TASK GOAL: Repeat the records. Each line must match exactly.

EXTRACTED ENTRIES:

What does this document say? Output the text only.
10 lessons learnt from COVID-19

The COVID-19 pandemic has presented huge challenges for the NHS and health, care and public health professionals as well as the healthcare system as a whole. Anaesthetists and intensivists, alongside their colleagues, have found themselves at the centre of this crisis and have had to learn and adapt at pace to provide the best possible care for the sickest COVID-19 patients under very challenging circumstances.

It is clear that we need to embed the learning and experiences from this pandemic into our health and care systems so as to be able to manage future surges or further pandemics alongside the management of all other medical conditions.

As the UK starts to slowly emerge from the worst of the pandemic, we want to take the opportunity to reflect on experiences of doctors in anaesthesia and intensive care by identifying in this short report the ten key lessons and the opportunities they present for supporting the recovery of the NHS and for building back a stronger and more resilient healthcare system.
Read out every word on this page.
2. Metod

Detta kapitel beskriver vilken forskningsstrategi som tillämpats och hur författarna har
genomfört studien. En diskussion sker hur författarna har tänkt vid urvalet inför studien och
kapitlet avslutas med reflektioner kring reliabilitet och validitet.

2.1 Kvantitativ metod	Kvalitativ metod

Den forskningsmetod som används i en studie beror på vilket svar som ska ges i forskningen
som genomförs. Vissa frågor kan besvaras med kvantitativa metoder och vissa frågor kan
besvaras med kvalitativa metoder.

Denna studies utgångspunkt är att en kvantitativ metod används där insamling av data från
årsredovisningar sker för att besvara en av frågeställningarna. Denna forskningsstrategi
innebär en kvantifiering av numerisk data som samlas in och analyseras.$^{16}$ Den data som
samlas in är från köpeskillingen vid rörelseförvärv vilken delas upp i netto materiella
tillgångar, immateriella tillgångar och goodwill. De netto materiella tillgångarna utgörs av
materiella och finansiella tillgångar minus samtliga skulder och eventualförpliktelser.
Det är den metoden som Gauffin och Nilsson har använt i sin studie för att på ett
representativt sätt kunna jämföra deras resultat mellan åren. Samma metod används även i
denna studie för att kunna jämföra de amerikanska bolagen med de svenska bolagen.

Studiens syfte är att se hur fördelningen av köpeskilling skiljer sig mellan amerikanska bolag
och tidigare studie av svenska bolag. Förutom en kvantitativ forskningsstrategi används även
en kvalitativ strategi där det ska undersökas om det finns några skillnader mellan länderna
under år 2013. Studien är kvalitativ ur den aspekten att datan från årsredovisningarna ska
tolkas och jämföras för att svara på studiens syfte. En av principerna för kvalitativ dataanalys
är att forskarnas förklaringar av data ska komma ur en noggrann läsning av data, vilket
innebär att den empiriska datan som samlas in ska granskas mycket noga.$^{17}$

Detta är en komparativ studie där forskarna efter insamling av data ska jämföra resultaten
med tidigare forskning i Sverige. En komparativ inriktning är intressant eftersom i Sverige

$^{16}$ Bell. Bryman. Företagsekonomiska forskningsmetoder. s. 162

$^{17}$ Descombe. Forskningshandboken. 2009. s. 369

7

WRITTEN REPLY:
What does this document say? Output the text only.
10 lessons learnt from COVID-19

The COVID-19 pandemic has presented huge challenges for the NHS and health, care and public health professionals as well as the healthcare system as a whole. Anaesthetists and intensivists, alongside their colleagues, have found themselves at the centre of this crisis and have had to learn and adapt at pace to provide the best possible care for the sickest COVID-19 patients under very challenging circumstances.

It is clear that we need to embed the learning and experiences from this pandemic into our health and care systems so as to be able to manage future surges or further pandemics alongside the management of all other medical conditions.

As the UK starts to slowly emerge from the worst of the pandemic, we want to take the opportunity to reflect on experiences of doctors in anaesthesia and intensive care by identifying in this short report the ten key lessons and the opportunities they present for supporting the recovery of the NHS and for building back a stronger and more resilient healthcare system.
Read out every word on this page.
2. Metod

Detta kapitel beskriver vilken forskningsstrategi som tillämpats och hur författarna har
genomfört studien. En diskussion sker hur författarna har tänkt vid urvalet inför studien och
kapitlet avslutas med reflektioner kring reliabilitet och validitet.

2.1 Kvantitativ metod	Kvalitativ metod

Den forskningsmetod som används i en studie beror på vilket svar som ska ges i forskningen
som genomförs. Vissa frågor kan besvaras med kvantitativa metoder och vissa frågor kan
besvaras med kvalitativa metoder.

Denna studies utgångspunkt är att en kvantitativ metod används där insamling av data från
årsredovisningar sker för att besvara en av frågeställningarna. Denna forskningsstrategi
innebär en kvantifiering av numerisk data som samlas in och analyseras.$^{16}$ Den data som
samlas in är från köpeskillingen vid rörelseförvärv vilken delas upp i netto materiella
tillgångar, immateriella tillgångar och goodwill. De netto materiella tillgångarna utgörs av
materiella och finansiella tillgångar minus samtliga skulder och eventualförpliktelser.
Det är den metoden som Gauffin och Nilsson har använt i sin studie för att på ett
representativt sätt kunna jämföra deras resultat mellan åren. Samma metod används även i
denna studie för att kunna jämföra de amerikanska bolagen med de svenska bolagen.

Studiens syfte är att se hur fördelningen av köpeskilling skiljer sig mellan amerikanska bolag
och tidigare studie av svenska bolag. Förutom en kvantitativ forskningsstrategi används även
en kvalitativ strategi där det ska undersökas om det finns några skillnader mellan länderna
under år 2013. Studien är kvalitativ ur den aspekten att datan från årsredovisningarna ska
tolkas och jämföras för att svara på studiens syfte. En av principerna för kvalitativ dataanalys
är att forskarnas förklaringar av data ska komma ur en noggrann läsning av data, vilket
innebär att den empiriska datan som samlas in ska granskas mycket noga.$^{17}$

Detta är en komparativ studie där forskarna efter insamling av data ska jämföra resultaten
med tidigare forskning i Sverige. En komparativ inriktning är intressant eftersom i Sverige

$^{16}$ Bell. Bryman. Företagsekonomiska forskningsmetoder. s. 162

$^{17}$ Descombe. Forskningshandboken. 2009. s. 369

7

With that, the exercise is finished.